▶ Work to complete: Search the data below for "opening"; list each line that holds it.

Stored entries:
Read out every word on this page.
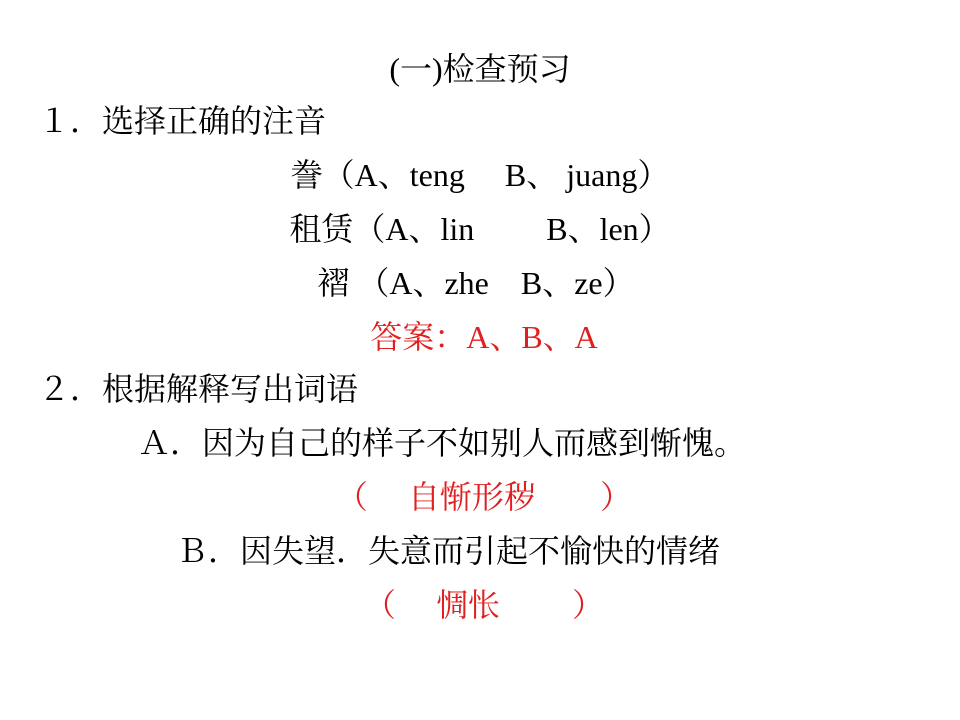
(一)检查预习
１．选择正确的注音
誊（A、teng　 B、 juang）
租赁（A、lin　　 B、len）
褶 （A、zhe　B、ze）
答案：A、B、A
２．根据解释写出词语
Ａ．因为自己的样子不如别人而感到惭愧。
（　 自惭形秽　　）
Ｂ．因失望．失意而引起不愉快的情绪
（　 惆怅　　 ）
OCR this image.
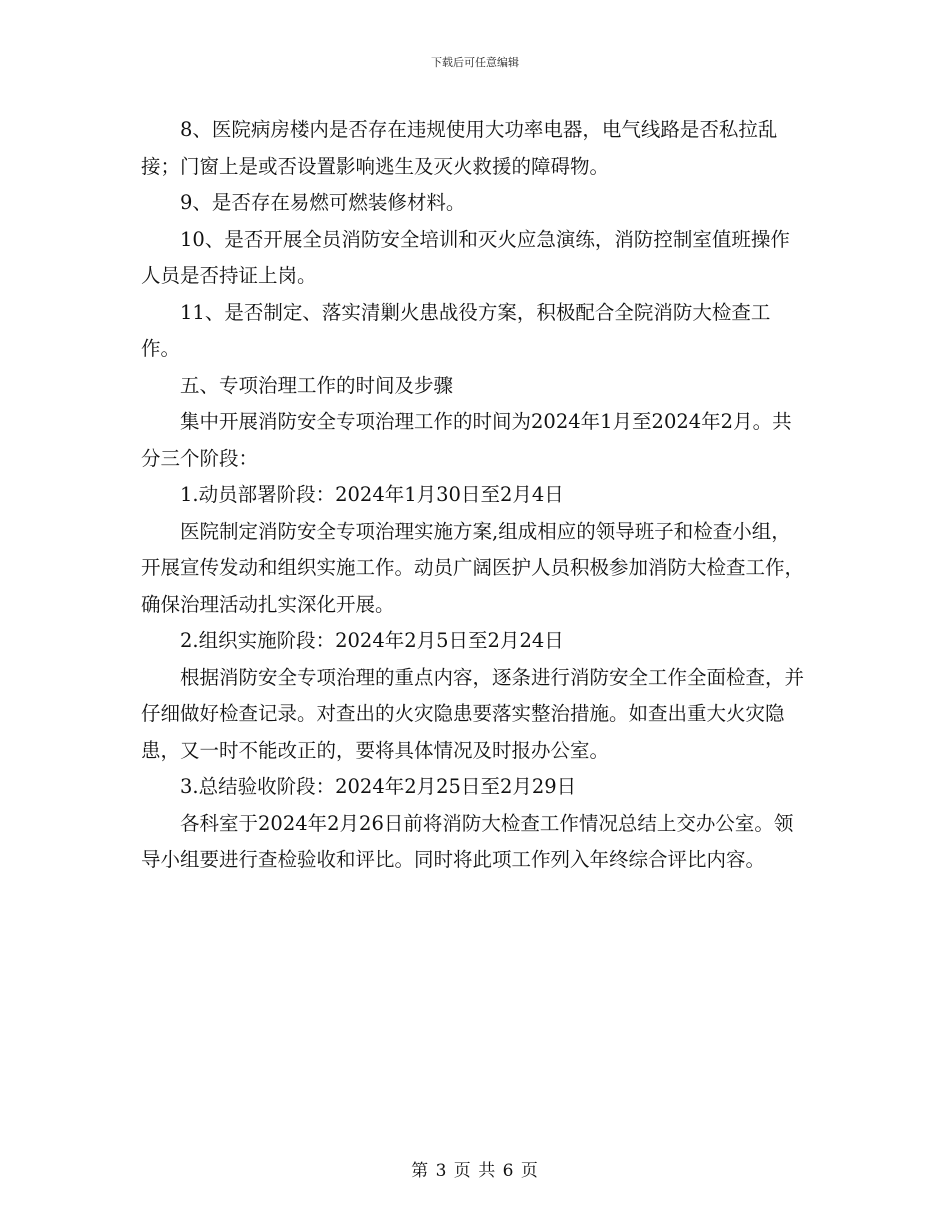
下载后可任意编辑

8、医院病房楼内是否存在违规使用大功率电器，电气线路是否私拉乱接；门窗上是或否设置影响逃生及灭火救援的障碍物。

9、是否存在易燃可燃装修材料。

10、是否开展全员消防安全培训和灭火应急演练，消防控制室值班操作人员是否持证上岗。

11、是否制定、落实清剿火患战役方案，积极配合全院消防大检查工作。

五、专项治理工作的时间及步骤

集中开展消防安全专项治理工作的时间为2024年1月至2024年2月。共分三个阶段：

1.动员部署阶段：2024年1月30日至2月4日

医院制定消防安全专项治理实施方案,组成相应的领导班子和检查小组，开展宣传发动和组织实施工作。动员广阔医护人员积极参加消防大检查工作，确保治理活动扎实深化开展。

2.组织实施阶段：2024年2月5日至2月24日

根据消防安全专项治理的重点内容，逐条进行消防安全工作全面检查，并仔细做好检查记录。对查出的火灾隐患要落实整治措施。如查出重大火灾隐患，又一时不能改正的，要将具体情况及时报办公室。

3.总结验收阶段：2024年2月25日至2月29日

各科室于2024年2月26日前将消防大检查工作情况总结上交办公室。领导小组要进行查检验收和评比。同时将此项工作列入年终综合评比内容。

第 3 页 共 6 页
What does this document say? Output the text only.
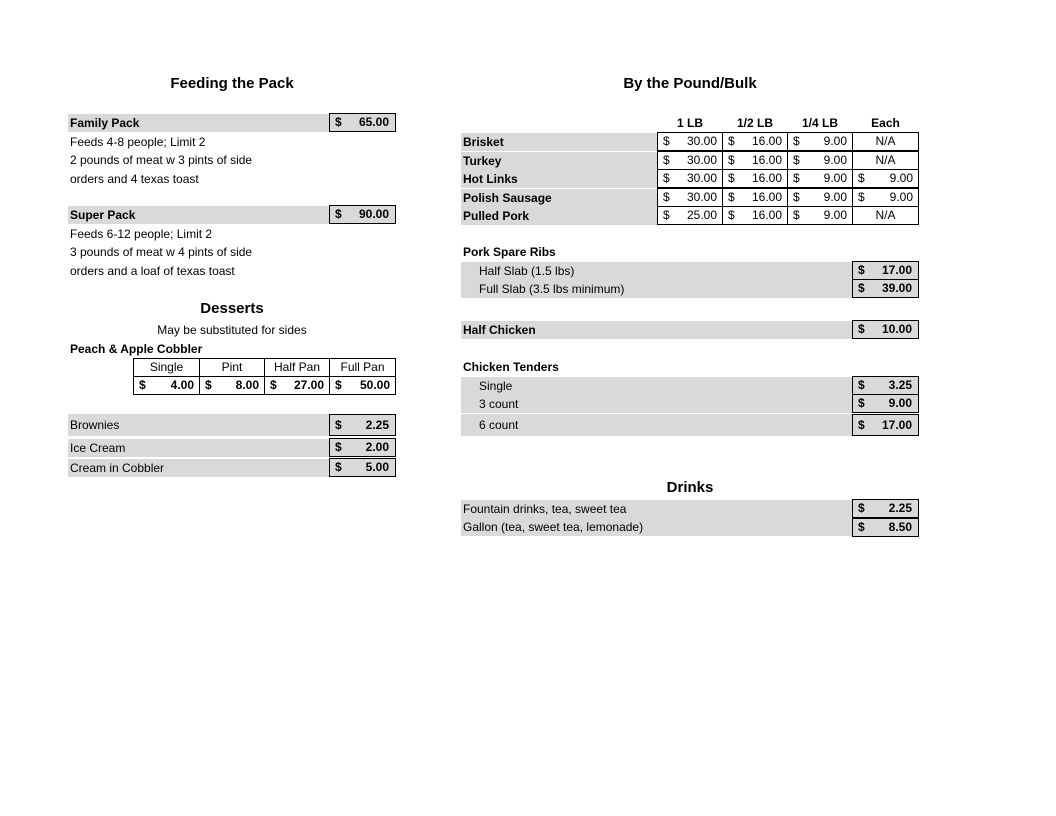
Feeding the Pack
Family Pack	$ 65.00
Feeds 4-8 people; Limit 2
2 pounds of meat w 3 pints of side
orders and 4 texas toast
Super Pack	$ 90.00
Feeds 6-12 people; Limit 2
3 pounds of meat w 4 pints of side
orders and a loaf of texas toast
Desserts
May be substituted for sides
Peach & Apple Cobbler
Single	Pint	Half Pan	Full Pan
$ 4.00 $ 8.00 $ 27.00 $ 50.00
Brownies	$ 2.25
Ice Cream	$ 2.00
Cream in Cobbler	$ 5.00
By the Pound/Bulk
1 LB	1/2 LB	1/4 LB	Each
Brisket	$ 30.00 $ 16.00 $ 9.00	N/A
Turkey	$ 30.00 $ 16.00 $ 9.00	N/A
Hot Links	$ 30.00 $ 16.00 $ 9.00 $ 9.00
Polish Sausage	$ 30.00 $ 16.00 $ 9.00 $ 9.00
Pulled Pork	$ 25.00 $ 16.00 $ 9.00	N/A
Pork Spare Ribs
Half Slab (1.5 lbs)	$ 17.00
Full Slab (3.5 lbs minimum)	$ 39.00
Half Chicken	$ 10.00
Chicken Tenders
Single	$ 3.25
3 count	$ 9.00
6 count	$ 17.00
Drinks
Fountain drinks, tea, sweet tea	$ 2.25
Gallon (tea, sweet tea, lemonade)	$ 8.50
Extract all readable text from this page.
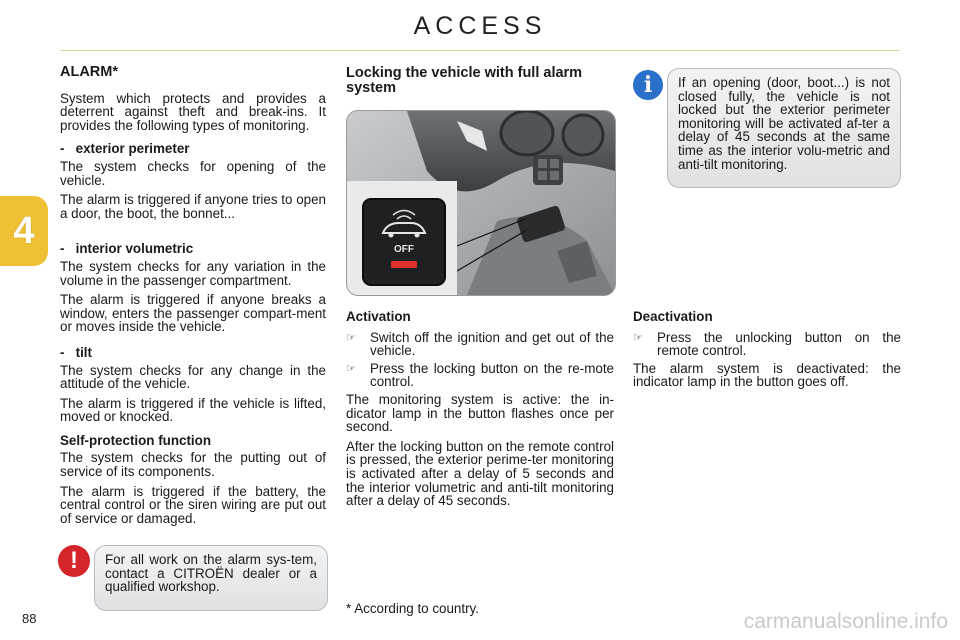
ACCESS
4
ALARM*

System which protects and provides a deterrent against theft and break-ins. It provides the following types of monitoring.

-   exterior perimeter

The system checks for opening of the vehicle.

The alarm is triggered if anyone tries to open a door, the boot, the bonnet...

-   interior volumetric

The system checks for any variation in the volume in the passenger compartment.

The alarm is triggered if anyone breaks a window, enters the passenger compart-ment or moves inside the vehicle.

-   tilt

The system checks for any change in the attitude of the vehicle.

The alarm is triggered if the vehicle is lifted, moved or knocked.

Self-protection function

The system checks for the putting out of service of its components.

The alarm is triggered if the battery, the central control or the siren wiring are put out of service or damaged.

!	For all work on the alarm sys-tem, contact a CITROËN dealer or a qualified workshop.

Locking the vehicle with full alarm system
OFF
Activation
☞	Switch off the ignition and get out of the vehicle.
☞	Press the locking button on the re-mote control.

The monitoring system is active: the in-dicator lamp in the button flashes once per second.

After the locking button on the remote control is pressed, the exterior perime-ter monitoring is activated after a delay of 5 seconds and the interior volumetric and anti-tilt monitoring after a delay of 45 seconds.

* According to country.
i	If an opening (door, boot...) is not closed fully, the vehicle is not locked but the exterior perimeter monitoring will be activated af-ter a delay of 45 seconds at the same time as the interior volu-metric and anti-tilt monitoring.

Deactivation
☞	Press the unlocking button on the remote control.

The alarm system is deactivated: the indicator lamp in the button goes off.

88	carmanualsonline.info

▶ Answer for the task:
The system checks for opening of the vehicle.
i	If an opening (door, boot...) is not closed fully, the vehicle is not locked but the exterior perimeter monitoring will be activated af-ter a delay of 45 seconds at the same time as the interior volu-metric and anti-tilt monitoring.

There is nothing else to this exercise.